■ **What is needed**:
Each entry should be quoted word for word, including every mark of punctuation.
═══ Dataset extract ═══
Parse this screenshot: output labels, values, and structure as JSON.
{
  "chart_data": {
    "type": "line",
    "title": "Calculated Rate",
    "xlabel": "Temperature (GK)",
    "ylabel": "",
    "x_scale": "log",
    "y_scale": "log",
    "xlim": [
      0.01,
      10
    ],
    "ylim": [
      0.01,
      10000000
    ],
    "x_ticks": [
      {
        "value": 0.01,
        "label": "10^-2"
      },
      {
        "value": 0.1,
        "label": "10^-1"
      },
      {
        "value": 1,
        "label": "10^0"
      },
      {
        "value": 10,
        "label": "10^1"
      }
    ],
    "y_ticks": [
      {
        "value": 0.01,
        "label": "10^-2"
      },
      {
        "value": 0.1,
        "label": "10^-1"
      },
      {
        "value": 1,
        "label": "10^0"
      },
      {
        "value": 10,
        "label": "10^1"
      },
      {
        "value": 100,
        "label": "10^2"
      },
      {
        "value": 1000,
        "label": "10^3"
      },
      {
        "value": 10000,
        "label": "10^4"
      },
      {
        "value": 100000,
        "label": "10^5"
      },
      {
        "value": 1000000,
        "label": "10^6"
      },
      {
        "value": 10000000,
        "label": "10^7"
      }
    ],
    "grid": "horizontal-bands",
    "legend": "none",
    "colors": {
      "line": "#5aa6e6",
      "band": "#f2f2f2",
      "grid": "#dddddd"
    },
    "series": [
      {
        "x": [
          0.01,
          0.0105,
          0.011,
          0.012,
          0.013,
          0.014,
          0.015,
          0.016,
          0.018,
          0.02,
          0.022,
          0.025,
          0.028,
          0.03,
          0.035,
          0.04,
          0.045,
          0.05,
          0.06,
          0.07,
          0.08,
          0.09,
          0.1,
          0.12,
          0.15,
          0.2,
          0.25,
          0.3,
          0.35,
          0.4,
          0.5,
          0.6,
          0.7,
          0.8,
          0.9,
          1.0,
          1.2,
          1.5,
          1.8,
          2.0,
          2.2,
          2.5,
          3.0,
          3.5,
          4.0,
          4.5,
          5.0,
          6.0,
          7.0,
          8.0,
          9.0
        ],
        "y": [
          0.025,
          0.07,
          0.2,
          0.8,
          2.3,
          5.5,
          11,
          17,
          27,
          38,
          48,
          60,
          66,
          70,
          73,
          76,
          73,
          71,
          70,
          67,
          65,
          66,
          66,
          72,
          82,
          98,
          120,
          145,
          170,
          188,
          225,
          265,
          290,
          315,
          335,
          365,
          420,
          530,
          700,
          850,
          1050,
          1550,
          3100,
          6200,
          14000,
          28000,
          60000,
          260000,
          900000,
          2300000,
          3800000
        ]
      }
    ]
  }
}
═══
■ **Solution to this task**:
Parse this screenshot: output labels, values, and structure as JSON.
{
  "chart_data": {
    "type": "line",
    "title": "Calculated Rate",
    "xlabel": "Temperature (GK)",
    "ylabel": "",
    "x_scale": "log",
    "y_scale": "log",
    "xlim": [
      0.01,
      10
    ],
    "ylim": [
      0.01,
      10000000
    ],
    "x_ticks": [
      {
        "value": 0.01,
        "label": "10^-2"
      },
      {
        "value": 0.1,
        "label": "10^-1"
      },
      {
        "value": 1,
        "label": "10^0"
      },
      {
        "value": 10,
        "label": "10^1"
      }
    ],
    "y_ticks": [
      {
        "value": 0.01,
        "label": "10^-2"
      },
      {
        "value": 0.1,
        "label": "10^-1"
      },
      {
        "value": 1,
        "label": "10^0"
      },
      {
        "value": 10,
        "label": "10^1"
      },
      {
        "value": 100,
        "label": "10^2"
      },
      {
        "value": 1000,
        "label": "10^3"
      },
      {
        "value": 10000,
        "label": "10^4"
      },
      {
        "value": 100000,
        "label": "10^5"
      },
      {
        "value": 1000000,
        "label": "10^6"
      },
      {
        "value": 10000000,
        "label": "10^7"
      }
    ],
    "grid": "horizontal-bands",
    "legend": "none",
    "colors": {
      "line": "#5aa6e6",
      "band": "#f2f2f2",
      "grid": "#dddddd"
    },
    "series": [
      {
        "x": [
          0.01,
          0.0105,
          0.011,
          0.012,
          0.013,
          0.014,
          0.015,
          0.016,
          0.018,
          0.02,
          0.022,
          0.025,
          0.028,
          0.03,
          0.035,
          0.04,
          0.045,
          0.05,
          0.06,
          0.07,
          0.08,
          0.09,
          0.1,
          0.12,
          0.15,
          0.2,
          0.25,
          0.3,
          0.35,
          0.4,
          0.5,
          0.6,
          0.7,
          0.8,
          0.9,
          1.0,
          1.2,
          1.5,
          1.8,
          2.0,
          2.2,
          2.5,
          3.0,
          3.5,
          4.0,
          4.5,
          5.0,
          6.0,
          7.0,
          8.0,
          9.0
        ],
        "y": [
          0.025,
          0.07,
          0.2,
          0.8,
          2.3,
          5.5,
          11,
          17,
          27,
          38,
          48,
          60,
          66,
          70,
          73,
          76,
          73,
          71,
          70,
          67,
          65,
          66,
          66,
          72,
          82,
          98,
          120,
          145,
          170,
          188,
          225,
          265,
          290,
          315,
          335,
          365,
          420,
          530,
          700,
          850,
          1050,
          1550,
          3100,
          6200,
          14000,
          28000,
          60000,
          260000,
          900000,
          2300000,
          3800000
        ]
      }
    ]
  }
}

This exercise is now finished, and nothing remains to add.